**Given instruction:** Find every line containing the word "color" and report the count, nothing more.

**Figure data in JSON:**

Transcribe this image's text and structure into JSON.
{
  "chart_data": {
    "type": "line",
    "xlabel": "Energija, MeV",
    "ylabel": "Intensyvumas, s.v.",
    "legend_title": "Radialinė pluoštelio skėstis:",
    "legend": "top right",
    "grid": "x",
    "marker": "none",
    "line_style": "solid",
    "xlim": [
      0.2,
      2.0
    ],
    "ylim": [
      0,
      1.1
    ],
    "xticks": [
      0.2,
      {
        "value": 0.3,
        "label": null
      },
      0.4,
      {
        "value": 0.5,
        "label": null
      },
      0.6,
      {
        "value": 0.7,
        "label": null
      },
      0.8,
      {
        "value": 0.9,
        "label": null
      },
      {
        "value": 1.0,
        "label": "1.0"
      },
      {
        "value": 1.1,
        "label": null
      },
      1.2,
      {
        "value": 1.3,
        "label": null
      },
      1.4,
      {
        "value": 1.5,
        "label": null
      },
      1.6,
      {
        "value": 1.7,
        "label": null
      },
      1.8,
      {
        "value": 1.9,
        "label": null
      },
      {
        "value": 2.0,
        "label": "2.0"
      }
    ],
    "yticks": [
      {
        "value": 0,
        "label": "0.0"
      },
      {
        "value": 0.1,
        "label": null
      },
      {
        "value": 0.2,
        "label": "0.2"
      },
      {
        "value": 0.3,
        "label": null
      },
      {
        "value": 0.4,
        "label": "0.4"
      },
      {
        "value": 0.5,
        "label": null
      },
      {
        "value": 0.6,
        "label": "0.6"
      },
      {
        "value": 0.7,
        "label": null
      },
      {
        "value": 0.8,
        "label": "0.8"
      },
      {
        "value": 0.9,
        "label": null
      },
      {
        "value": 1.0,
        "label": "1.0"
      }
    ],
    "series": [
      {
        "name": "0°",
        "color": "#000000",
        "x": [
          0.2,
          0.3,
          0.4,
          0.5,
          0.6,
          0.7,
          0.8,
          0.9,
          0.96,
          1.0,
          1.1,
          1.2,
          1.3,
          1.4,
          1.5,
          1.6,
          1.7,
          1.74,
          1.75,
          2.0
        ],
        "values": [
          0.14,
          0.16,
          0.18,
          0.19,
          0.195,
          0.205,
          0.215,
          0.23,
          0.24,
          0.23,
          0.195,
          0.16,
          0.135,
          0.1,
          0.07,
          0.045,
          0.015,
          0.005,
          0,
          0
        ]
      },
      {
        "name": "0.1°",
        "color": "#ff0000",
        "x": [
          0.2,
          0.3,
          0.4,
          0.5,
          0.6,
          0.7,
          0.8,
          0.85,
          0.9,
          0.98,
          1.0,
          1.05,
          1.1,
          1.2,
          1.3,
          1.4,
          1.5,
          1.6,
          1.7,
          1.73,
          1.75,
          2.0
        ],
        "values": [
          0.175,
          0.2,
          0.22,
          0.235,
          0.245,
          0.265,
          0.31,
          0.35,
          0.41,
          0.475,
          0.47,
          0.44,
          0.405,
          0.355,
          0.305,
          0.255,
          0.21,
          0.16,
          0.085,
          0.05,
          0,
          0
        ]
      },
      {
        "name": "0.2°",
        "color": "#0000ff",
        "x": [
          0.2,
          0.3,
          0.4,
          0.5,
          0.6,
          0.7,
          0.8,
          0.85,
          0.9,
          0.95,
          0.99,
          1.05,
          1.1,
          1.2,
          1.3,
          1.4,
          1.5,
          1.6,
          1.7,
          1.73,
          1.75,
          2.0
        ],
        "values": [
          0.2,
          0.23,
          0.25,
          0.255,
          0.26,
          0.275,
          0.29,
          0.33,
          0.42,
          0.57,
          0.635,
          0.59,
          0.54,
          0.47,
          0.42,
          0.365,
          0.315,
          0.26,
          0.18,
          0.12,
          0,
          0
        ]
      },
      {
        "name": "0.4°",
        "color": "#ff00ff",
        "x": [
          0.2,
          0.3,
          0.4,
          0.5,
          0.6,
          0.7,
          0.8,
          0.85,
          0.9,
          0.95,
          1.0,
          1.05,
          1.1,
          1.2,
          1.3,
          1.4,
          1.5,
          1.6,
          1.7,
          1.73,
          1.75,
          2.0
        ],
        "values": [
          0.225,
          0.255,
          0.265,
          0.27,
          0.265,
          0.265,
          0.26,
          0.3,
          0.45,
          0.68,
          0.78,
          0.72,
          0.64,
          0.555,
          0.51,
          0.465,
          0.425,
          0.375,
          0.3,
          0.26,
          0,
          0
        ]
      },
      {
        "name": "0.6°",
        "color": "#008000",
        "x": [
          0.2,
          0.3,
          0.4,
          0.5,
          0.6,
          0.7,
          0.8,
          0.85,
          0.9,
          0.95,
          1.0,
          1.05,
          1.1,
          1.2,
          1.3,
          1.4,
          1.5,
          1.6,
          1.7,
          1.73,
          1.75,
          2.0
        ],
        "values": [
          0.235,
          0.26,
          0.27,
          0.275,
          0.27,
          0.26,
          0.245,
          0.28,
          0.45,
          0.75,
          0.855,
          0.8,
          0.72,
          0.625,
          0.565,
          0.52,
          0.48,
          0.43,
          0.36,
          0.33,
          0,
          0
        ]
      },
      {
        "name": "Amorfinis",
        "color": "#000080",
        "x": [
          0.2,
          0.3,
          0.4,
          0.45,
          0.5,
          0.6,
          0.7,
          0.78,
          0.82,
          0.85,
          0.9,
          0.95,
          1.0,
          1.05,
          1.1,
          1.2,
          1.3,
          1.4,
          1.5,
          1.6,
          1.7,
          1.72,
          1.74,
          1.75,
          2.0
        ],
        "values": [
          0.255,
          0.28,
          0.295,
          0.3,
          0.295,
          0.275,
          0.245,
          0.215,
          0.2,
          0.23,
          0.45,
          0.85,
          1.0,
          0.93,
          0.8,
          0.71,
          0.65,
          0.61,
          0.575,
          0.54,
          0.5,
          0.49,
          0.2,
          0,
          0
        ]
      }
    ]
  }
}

**Solution for this exercise:** 6